* [The exercise]: Copy out the complete listing, word for word.

┌──

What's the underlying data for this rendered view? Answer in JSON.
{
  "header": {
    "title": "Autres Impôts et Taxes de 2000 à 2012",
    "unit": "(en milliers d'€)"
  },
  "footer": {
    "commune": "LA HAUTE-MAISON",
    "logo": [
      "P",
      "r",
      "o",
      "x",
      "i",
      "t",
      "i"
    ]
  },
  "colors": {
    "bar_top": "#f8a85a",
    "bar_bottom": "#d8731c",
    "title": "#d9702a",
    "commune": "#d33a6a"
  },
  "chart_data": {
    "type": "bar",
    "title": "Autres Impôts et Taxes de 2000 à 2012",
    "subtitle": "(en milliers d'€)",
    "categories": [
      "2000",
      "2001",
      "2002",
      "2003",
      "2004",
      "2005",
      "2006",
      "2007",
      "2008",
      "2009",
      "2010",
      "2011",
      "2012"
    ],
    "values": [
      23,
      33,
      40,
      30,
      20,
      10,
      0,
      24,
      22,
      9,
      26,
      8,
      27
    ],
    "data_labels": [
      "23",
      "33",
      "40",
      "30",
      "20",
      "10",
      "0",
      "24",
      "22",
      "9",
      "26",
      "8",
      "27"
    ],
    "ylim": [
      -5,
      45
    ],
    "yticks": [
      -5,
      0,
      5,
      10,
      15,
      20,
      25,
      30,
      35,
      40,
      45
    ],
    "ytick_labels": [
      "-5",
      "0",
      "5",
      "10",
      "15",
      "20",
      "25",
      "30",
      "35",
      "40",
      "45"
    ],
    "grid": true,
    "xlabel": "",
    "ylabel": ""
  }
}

└──

* [Solution for this exercise]:
What's the underlying data for this rendered view? Answer in JSON.
{
  "header": {
    "title": "Autres Impôts et Taxes de 2000 à 2012",
    "unit": "(en milliers d'€)"
  },
  "footer": {
    "commune": "LA HAUTE-MAISON",
    "logo": [
      "P",
      "r",
      "o",
      "x",
      "i",
      "t",
      "i"
    ]
  },
  "colors": {
    "bar_top": "#f8a85a",
    "bar_bottom": "#d8731c",
    "title": "#d9702a",
    "commune": "#d33a6a"
  },
  "chart_data": {
    "type": "bar",
    "title": "Autres Impôts et Taxes de 2000 à 2012",
    "subtitle": "(en milliers d'€)",
    "categories": [
      "2000",
      "2001",
      "2002",
      "2003",
      "2004",
      "2005",
      "2006",
      "2007",
      "2008",
      "2009",
      "2010",
      "2011",
      "2012"
    ],
    "values": [
      23,
      33,
      40,
      30,
      20,
      10,
      0,
      24,
      22,
      9,
      26,
      8,
      27
    ],
    "data_labels": [
      "23",
      "33",
      "40",
      "30",
      "20",
      "10",
      "0",
      "24",
      "22",
      "9",
      "26",
      "8",
      "27"
    ],
    "ylim": [
      -5,
      45
    ],
    "yticks": [
      -5,
      0,
      5,
      10,
      15,
      20,
      25,
      30,
      35,
      40,
      45
    ],
    "ytick_labels": [
      "-5",
      "0",
      "5",
      "10",
      "15",
      "20",
      "25",
      "30",
      "35",
      "40",
      "45"
    ],
    "grid": true,
    "xlabel": "",
    "ylabel": ""
  }
}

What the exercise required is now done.